[Stored data entries]
* Begin *
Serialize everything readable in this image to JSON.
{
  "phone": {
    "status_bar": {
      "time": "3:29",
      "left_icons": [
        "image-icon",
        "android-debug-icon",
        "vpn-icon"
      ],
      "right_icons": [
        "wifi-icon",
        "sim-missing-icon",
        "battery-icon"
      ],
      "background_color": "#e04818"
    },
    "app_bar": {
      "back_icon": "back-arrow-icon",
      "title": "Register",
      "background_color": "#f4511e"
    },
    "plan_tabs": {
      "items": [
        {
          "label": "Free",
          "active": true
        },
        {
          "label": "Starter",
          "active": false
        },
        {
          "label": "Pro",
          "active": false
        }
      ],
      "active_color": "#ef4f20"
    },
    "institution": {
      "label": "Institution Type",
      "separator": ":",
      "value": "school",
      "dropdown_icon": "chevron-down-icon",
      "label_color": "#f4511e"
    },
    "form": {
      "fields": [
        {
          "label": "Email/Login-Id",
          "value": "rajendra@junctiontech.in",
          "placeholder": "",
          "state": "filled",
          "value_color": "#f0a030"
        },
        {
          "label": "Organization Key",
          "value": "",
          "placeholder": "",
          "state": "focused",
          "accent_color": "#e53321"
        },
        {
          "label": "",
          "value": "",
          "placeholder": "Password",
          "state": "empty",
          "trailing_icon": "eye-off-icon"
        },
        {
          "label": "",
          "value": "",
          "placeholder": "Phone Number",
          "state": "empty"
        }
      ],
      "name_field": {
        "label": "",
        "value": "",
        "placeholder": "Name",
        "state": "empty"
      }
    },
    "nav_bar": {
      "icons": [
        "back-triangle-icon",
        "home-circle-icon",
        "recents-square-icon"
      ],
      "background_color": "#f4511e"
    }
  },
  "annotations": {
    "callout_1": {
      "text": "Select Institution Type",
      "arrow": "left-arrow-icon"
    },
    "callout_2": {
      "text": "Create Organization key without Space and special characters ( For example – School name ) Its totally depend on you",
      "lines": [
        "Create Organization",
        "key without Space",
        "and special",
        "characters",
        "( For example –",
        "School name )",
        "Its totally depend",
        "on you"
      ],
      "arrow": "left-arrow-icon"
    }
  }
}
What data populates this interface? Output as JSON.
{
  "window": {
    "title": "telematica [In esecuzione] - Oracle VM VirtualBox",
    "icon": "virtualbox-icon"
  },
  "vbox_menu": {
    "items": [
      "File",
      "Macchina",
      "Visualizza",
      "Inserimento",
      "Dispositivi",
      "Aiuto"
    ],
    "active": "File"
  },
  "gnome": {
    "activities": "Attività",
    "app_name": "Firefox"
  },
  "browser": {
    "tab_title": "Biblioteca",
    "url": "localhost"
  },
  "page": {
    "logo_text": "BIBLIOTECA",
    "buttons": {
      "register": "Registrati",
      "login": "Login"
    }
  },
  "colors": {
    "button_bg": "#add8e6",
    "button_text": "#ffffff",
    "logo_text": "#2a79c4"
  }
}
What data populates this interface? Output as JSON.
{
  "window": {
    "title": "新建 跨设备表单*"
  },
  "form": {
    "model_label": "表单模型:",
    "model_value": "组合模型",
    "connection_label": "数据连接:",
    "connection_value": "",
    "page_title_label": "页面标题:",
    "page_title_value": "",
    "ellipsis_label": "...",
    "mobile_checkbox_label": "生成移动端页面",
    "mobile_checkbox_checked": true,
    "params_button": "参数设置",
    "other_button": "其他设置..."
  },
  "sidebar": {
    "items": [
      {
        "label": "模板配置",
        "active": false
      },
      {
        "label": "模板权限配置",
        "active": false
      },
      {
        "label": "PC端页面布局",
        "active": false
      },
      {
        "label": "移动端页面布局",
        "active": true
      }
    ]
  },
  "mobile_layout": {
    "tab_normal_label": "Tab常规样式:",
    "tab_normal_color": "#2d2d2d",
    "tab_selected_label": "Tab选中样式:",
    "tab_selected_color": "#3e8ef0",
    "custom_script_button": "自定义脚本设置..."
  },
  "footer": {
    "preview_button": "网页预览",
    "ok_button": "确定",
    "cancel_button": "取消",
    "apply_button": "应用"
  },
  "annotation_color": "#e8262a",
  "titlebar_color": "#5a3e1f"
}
* End *
EXERCISE REQUIREMENTS: Give all the records again. Match them exactly.

ANSWER FOR THIS EXERCISE:
Serialize everything readable in this image to JSON.
{
  "phone": {
    "status_bar": {
      "time": "3:29",
      "left_icons": [
        "image-icon",
        "android-debug-icon",
        "vpn-icon"
      ],
      "right_icons": [
        "wifi-icon",
        "sim-missing-icon",
        "battery-icon"
      ],
      "background_color": "#e04818"
    },
    "app_bar": {
      "back_icon": "back-arrow-icon",
      "title": "Register",
      "background_color": "#f4511e"
    },
    "plan_tabs": {
      "items": [
        {
          "label": "Free",
          "active": true
        },
        {
          "label": "Starter",
          "active": false
        },
        {
          "label": "Pro",
          "active": false
        }
      ],
      "active_color": "#ef4f20"
    },
    "institution": {
      "label": "Institution Type",
      "separator": ":",
      "value": "school",
      "dropdown_icon": "chevron-down-icon",
      "label_color": "#f4511e"
    },
    "form": {
      "fields": [
        {
          "label": "Email/Login-Id",
          "value": "rajendra@junctiontech.in",
          "placeholder": "",
          "state": "filled",
          "value_color": "#f0a030"
        },
        {
          "label": "Organization Key",
          "value": "",
          "placeholder": "",
          "state": "focused",
          "accent_color": "#e53321"
        },
        {
          "label": "",
          "value": "",
          "placeholder": "Password",
          "state": "empty",
          "trailing_icon": "eye-off-icon"
        },
        {
          "label": "",
          "value": "",
          "placeholder": "Phone Number",
          "state": "empty"
        }
      ],
      "name_field": {
        "label": "",
        "value": "",
        "placeholder": "Name",
        "state": "empty"
      }
    },
    "nav_bar": {
      "icons": [
        "back-triangle-icon",
        "home-circle-icon",
        "recents-square-icon"
      ],
      "background_color": "#f4511e"
    }
  },
  "annotations": {
    "callout_1": {
      "text": "Select Institution Type",
      "arrow": "left-arrow-icon"
    },
    "callout_2": {
      "text": "Create Organization key without Space and special characters ( For example – School name ) Its totally depend on you",
      "lines": [
        "Create Organization",
        "key without Space",
        "and special",
        "characters",
        "( For example –",
        "School name )",
        "Its totally depend",
        "on you"
      ],
      "arrow": "left-arrow-icon"
    }
  }
}
What data populates this interface? Output as JSON.
{
  "window": {
    "title": "telematica [In esecuzione] - Oracle VM VirtualBox",
    "icon": "virtualbox-icon"
  },
  "vbox_menu": {
    "items": [
      "File",
      "Macchina",
      "Visualizza",
      "Inserimento",
      "Dispositivi",
      "Aiuto"
    ],
    "active": "File"
  },
  "gnome": {
    "activities": "Attività",
    "app_name": "Firefox"
  },
  "browser": {
    "tab_title": "Biblioteca",
    "url": "localhost"
  },
  "page": {
    "logo_text": "BIBLIOTECA",
    "buttons": {
      "register": "Registrati",
      "login": "Login"
    }
  },
  "colors": {
    "button_bg": "#add8e6",
    "button_text": "#ffffff",
    "logo_text": "#2a79c4"
  }
}
What data populates this interface? Output as JSON.
{
  "window": {
    "title": "新建 跨设备表单*"
  },
  "form": {
    "model_label": "表单模型:",
    "model_value": "组合模型",
    "connection_label": "数据连接:",
    "connection_value": "",
    "page_title_label": "页面标题:",
    "page_title_value": "",
    "ellipsis_label": "...",
    "mobile_checkbox_label": "生成移动端页面",
    "mobile_checkbox_checked": true,
    "params_button": "参数设置",
    "other_button": "其他设置..."
  },
  "sidebar": {
    "items": [
      {
        "label": "模板配置",
        "active": false
      },
      {
        "label": "模板权限配置",
        "active": false
      },
      {
        "label": "PC端页面布局",
        "active": false
      },
      {
        "label": "移动端页面布局",
        "active": true
      }
    ]
  },
  "mobile_layout": {
    "tab_normal_label": "Tab常规样式:",
    "tab_normal_color": "#2d2d2d",
    "tab_selected_label": "Tab选中样式:",
    "tab_selected_color": "#3e8ef0",
    "custom_script_button": "自定义脚本设置..."
  },
  "footer": {
    "preview_button": "网页预览",
    "ok_button": "确定",
    "cancel_button": "取消",
    "apply_button": "应用"
  },
  "annotation_color": "#e8262a",
  "titlebar_color": "#5a3e1f"
}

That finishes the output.